[Excerpts from a figure dataset]
══════
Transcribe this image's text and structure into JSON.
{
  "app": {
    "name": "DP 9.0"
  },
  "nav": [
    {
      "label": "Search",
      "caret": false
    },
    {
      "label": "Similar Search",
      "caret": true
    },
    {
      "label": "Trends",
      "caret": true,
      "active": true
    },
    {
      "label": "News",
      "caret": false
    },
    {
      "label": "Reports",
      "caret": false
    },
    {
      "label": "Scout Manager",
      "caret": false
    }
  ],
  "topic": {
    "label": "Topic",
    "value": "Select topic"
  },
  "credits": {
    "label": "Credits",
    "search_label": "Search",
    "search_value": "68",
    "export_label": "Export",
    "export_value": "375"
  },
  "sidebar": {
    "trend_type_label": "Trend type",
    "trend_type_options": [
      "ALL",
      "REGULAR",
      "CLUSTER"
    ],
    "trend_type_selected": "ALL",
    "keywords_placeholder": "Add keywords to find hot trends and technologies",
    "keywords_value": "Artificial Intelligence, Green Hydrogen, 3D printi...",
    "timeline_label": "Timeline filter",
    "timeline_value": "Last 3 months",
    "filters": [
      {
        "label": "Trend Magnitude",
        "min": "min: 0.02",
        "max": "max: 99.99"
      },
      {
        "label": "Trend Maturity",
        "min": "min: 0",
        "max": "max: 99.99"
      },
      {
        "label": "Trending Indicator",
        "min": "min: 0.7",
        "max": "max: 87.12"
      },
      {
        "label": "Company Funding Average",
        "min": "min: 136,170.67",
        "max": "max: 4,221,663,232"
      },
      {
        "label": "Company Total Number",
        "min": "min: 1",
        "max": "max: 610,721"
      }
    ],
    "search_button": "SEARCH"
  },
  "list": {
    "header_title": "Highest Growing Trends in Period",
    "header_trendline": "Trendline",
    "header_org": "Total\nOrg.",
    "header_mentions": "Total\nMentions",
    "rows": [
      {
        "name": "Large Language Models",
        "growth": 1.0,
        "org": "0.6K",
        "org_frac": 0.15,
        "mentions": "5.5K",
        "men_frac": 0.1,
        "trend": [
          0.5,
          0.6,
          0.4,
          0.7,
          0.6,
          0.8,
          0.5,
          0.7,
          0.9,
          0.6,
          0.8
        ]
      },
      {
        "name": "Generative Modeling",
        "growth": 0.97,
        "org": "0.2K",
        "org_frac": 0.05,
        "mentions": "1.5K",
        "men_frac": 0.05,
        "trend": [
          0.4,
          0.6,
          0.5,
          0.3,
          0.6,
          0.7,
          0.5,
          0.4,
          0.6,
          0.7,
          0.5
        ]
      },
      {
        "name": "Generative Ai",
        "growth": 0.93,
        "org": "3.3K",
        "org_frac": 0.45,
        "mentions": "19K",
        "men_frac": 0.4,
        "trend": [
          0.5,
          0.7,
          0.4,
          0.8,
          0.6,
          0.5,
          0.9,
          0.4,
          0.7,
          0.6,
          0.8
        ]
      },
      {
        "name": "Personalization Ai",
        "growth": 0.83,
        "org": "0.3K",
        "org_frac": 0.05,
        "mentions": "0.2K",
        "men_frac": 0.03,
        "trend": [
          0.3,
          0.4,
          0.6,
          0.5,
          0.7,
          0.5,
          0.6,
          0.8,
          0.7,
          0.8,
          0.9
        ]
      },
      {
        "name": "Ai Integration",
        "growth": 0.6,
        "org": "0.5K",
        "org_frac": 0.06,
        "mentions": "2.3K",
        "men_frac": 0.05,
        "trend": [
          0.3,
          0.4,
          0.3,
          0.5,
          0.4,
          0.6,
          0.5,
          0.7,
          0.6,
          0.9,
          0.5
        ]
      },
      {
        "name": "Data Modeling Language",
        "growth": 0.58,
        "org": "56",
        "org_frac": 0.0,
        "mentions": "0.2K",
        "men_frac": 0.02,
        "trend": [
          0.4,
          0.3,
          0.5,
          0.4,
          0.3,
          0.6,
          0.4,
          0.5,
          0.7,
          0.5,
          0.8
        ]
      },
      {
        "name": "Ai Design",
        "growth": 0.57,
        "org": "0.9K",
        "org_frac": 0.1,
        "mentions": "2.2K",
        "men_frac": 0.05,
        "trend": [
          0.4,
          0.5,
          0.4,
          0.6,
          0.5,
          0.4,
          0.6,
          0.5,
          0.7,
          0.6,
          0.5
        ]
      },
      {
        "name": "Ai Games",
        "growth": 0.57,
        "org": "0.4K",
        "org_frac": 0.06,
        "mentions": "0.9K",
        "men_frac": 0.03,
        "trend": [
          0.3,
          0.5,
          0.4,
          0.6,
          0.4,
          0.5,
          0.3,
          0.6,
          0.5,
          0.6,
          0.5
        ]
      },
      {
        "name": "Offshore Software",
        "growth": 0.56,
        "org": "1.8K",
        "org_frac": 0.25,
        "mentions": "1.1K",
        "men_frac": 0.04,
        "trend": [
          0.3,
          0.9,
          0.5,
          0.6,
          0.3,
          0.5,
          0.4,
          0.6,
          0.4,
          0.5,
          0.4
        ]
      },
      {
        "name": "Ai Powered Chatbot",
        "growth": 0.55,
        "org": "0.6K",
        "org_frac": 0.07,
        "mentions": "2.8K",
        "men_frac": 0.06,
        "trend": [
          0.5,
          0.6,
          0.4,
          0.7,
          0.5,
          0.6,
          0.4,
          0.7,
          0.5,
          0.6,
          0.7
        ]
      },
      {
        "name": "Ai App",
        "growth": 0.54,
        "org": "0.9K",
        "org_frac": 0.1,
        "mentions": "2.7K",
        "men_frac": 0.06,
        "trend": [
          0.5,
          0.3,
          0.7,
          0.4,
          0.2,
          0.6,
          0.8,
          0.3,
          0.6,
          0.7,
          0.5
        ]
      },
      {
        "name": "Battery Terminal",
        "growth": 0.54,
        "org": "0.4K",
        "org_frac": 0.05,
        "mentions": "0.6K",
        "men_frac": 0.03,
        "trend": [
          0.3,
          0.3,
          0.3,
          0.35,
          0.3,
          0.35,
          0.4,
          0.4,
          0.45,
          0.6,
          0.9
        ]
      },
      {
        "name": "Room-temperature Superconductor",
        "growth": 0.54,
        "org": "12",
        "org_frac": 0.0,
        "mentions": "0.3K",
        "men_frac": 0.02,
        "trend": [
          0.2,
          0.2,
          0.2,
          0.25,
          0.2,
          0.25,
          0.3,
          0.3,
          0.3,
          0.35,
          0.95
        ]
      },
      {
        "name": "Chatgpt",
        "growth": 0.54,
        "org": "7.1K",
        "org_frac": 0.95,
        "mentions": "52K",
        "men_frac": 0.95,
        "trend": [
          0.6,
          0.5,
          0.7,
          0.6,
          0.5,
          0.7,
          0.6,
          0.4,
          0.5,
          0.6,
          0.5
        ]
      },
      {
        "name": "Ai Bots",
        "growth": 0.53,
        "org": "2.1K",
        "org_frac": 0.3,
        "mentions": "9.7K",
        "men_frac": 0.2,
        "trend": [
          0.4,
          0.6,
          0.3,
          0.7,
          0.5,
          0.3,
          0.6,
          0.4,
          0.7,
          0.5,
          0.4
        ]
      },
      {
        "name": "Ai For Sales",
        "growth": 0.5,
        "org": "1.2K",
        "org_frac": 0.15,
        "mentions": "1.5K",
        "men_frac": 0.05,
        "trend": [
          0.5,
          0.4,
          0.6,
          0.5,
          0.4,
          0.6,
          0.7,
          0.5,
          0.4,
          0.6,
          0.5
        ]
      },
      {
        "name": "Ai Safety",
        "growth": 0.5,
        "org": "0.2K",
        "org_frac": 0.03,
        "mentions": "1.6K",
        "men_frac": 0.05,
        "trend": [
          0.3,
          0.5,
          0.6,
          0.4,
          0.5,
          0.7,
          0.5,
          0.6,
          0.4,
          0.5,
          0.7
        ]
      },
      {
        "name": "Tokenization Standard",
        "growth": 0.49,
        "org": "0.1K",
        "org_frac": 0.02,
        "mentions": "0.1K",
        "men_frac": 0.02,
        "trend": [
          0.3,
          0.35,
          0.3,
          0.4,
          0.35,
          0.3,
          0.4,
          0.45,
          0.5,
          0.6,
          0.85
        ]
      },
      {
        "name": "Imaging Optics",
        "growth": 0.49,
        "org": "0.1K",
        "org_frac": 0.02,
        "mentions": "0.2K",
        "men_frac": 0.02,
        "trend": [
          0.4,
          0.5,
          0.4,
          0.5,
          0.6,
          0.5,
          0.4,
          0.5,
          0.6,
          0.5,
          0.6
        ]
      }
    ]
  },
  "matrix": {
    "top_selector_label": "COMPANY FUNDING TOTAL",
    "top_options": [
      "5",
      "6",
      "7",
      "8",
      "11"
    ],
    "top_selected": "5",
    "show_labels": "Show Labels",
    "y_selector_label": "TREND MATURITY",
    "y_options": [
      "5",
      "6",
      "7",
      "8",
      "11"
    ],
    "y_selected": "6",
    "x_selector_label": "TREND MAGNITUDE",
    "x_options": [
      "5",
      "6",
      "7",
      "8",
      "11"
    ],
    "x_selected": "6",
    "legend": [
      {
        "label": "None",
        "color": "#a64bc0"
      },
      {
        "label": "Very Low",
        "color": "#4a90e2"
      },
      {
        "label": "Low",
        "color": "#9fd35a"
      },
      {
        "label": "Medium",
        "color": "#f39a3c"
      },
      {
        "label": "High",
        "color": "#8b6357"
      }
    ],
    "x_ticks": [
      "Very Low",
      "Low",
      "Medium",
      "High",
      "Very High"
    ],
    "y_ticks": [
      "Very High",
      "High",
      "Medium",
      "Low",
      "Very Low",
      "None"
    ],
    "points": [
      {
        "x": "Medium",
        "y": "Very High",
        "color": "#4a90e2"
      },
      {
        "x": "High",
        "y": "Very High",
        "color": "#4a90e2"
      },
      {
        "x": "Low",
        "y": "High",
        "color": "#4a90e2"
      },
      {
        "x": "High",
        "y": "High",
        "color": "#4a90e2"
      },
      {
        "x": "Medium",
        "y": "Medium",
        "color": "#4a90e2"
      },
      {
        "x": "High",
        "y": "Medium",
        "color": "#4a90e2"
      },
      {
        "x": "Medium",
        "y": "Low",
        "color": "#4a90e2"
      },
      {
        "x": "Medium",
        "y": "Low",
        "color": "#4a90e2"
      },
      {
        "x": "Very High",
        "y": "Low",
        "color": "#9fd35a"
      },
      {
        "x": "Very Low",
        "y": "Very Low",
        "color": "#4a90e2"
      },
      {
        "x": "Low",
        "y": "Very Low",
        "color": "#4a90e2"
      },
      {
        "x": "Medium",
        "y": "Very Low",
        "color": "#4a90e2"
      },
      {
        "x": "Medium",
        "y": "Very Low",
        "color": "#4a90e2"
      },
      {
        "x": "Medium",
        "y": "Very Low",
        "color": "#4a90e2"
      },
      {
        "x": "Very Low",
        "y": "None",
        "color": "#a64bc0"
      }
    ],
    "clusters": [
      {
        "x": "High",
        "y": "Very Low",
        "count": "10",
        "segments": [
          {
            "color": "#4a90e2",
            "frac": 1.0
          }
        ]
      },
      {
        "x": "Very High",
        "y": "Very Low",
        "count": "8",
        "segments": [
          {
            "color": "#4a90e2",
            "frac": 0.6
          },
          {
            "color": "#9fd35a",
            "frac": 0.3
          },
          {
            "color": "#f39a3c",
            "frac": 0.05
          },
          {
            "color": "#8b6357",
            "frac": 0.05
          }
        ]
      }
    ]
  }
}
══════
_Task requirements_: In the entries above, locate every line with the word "Modeling" and copy it.

_Solution to this task_:
        "name": "Generative Modeling",
        "name": "Data Modeling Language",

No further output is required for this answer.